───── Excerpt provided ─────

I have been reading ASP.NET Performance by J.D. Meier et al (well it is the summer holidays :-)). I like these, they contain all the key performance engineering principles..
1) Avoid network round trips
2) Avoid unnecessary work
3) Hold shared resources for as short as possible
4) Do work where it needs to be done
5) Avoid creating hotspots and areas of contention.
• Design coarse-grained services. Coarse-grained services minimize the number of client-service interactions and help you design cohesive units of work. Coarse-grained services also help abstract service internals from the client and provide a looser coupling between the client and service. Loose coupling increases your ability to encapsulate change. If you already have fine-grained services, consider wrapping them with a facade layer to help achieve the benefits of a coarse-grained service.
• Minimize round trips by batching work. Minimize round trips to reduce call latency. For example, batch calls together and design coarse-grained services that allow you to perform a single logical operation by using a single round trip. Apply this principle to reduce communication across boundaries such as threads, processes, processors, or servers. This principle is particularly important when making remote server calls across a network.

─────

Resume the ASP.NET performance post after its final bullet on batching work, writing further guidelines in the same bulleted style.

───── Given records ─────

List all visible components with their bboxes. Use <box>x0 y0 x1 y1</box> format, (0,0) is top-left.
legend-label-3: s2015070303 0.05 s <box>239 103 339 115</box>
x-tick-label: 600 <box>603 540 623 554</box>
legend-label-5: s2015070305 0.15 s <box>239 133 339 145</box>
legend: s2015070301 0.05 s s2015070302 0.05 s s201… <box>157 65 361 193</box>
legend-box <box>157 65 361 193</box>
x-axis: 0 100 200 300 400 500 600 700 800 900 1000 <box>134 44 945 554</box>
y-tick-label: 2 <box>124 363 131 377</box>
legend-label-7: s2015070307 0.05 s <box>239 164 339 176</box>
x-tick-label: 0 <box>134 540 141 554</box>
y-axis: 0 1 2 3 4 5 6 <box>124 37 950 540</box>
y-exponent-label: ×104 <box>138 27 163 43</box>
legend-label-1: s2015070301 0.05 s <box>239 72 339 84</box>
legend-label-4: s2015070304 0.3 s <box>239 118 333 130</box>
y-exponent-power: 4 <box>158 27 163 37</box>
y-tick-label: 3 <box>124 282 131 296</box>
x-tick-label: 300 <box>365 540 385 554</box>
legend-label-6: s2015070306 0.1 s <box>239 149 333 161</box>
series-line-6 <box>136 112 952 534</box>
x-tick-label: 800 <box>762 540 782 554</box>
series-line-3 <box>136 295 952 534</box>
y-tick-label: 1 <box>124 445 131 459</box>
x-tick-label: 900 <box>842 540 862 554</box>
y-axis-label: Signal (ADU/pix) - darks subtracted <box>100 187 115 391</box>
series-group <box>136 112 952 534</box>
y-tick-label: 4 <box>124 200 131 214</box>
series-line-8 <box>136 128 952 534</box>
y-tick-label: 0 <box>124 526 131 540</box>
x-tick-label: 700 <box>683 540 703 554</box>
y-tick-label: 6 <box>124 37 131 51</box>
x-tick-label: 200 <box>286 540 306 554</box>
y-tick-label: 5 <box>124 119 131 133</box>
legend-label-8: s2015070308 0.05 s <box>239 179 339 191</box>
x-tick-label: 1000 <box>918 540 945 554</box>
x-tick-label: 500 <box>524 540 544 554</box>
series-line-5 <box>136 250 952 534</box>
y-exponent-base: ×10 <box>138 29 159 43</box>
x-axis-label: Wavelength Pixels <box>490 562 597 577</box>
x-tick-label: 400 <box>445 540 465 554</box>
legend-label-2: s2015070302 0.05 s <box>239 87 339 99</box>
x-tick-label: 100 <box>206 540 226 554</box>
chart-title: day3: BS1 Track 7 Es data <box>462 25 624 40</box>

─────

▸ Exercise response
• Acquire late and release early. Minimize the duration that you hold shared and limited resources such as network and database connections. Releasing and re-acquiring such resources from the operating system can be expensive, so consider a recycling plan to support “acquire late and release early.” This enables you to optimize the use of shared resources across requests.
• Evaluate affinity with processing resources.When certain resources are only available from certain servers or processors, there is an affinity between the resource and the server or processor. While affinity can improve performance, it can also impact scalability. Carefully evaluate your scalability needs. Will you need to add more processors or servers? If application requests are bound by affinity to a particular processor or server, you could inhibit your application’s ability to scale. As load on your application increases, the ability to distribute processing across processors or servers influences the potential capacity of your application.
• Put the processing closer to the resources it needs. If your processing involves a lot of client-service interaction, you may need to push the processing closer to the client. If the processing interacts intensively with the data store, you may want to push the processing closer to the data.
• Pool shared resources. Pool shared resources that are scarce or expensive to create such as database or network connections. Use pooling to help eliminate performance overhead associated with establishing access to resources and to improve scalability by sharing a limited number of resources among a much larger number of clients.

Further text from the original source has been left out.